──────── RECORDS FOR THIS EXERCISE ────────

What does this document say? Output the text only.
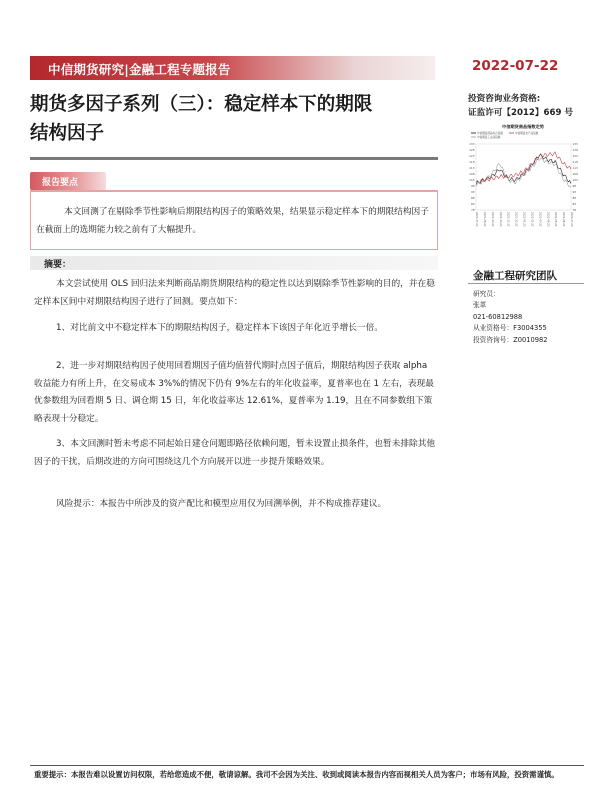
中信期货研究|金融工程专题报告	2022-07-22
期货多因子系列（三）：稳定样本下的期限
结构因子
投资咨询业务资格:
证监许可【2012】669 号
中信期货商品指数走势
中信期货商品综合指数	中信期货农产品指数
中信期货工业品指数
133	133
128	128
123	123
118	118
113	113
108	108
103	103
98	98
93	93
88	88
83	83
78	78
2021-07-22	2021-08-22	2021-09-22	2021-10-22	2021-11-22	2021-12-22	2022-01-22	2022-02-22	2022-03-22	2022-04-22	2022-05-22	2022-06-22	2022-07-22
报告要点
本文回测了在剔除季节性影响后期限结构因子的策略效果，结果显示稳定样本下的期限结构因子在截面上的选期能力较之前有了大幅提升。
摘要：

本文尝试使用 OLS 回归法来判断商品期货期限结构的稳定性以达到剔除季节性影响的目的，并在稳定样本区间中对期限结构因子进行了回测。要点如下：

1、对比前文中不稳定样本下的期限结构因子，稳定样本下该因子年化近乎增长一倍。

2、进一步对期限结构因子使用回看期因子值均值替代期时点因子值后，期限结构因子获取 alpha 收益能力有所上升，在交易成本 3%%的情况下仍有 9%左右的年化收益率，夏普率也在 1 左右，表现最优参数组为回看期 5 日、调仓期 15 日，年化收益率达 12.61%，夏普率为 1.19，且在不同参数组下策略表现十分稳定。

3、本文回测时暂未考虑不同起始日建仓问题即路径依赖问题，暂未设置止损条件，也暂未排除其他因子的干扰，后期改进的方向可围绕这几个方向展开以进一步提升策略效果。

风险提示：本报告中所涉及的资产配比和模型应用仅为回溯举例，并不构成推荐建议。

金融工程研究团队
研究员：
张革
021-60812988
从业资格号：F3004355
投资咨询号：Z0010982
重要提示：本报告难以设置访问权限，若给您造成不便，敬请谅解。我司不会因为关注、收到或阅读本报告内容而视相关人员为客户；市场有风险，投资需谨慎。
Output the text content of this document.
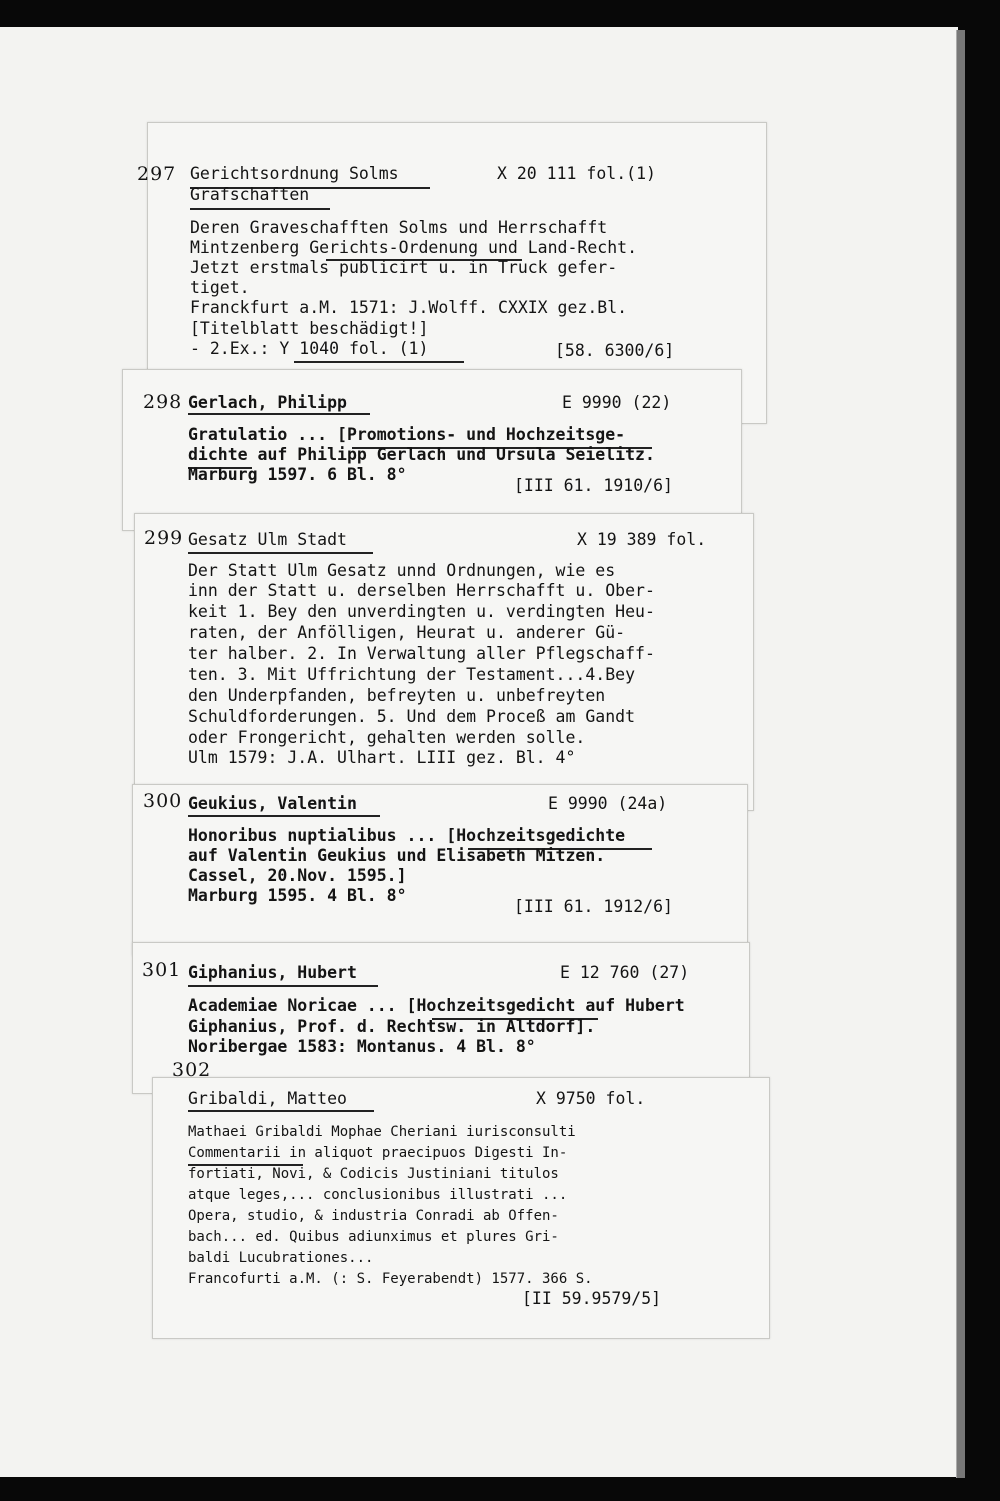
297 Gerichtsordnung Solms
Grafschaften
X 20 111 fol.(1)
Deren Graveschafften Solms und Herrschafft
Mintzenberg Gerichts-Ordenung und Land-Recht.
Jetzt erstmals publicirt u. in Truck gefer-
tiget.
Franckfurt a.M. 1571: J.Wolff. CXXIX gez.Bl.
[Titelblatt beschädigt!]
- 2.Ex.: Y 1040 fol. (1)	[58. 6300/6]
298 Gerlach, Philipp	E 9990 (22)
Gratulatio ... [Promotions- und Hochzeitsge-
dichte auf Philipp Gerlach und Ursula Seielitz.
Marburg 1597. 6 Bl. 8°
[III 61. 1910/6]
299 Gesatz Ulm Stadt	X 19 389 fol.
Der Statt Ulm Gesatz unnd Ordnungen, wie es
inn der Statt u. derselben Herrschafft u. Ober-
keit 1. Bey den unverdingten u. verdingten Heu-
raten, der Anfölligen, Heurat u. anderer Gü-
ter halber. 2. In Verwaltung aller Pflegschaff-
ten. 3. Mit Uffrichtung der Testament...4.Bey
den Underpfanden, befreyten u. unbefreyten
Schuldforderungen. 5. Und dem Proceß am Gandt
oder Frongericht, gehalten werden solle.
Ulm 1579: J.A. Ulhart. LIII gez. Bl. 4°
300 Geukius, Valentin	E 9990 (24a)
Honoribus nuptialibus ... [Hochzeitsgedichte
auf Valentin Geukius und Elisabeth Mitzen.
Cassel, 20.Nov. 1595.]
Marburg 1595. 4 Bl. 8°
[III 61. 1912/6]
301 Giphanius, Hubert	E 12 760 (27)
Academiae Noricae ... [Hochzeitsgedicht auf Hubert
Giphanius, Prof. d. Rechtsw. in Altdorf].
Noribergae 1583: Montanus. 4 Bl. 8°
302
Gribaldi, Matteo	X 9750 fol.
Mathaei Gribaldi Mophae Cheriani iurisconsulti
Commentarii in aliquot praecipuos Digesti In-
fortiati, Novi, & Codicis Justiniani titulos
atque leges,... conclusionibus illustrati ...
Opera, studio, & industria Conradi ab Offen-
bach... ed. Quibus adiunximus et plures Gri-
baldi Lucubrationes...
Francofurti a.M. (: S. Feyerabendt) 1577. 366 S.
[II 59.9579/5]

────────

#### WHAT TO WORK ON:
Count the lines in the records above that contain the word "Philipp", and reply with only that number.

#### RESULT OF THIS EXERCISE:
2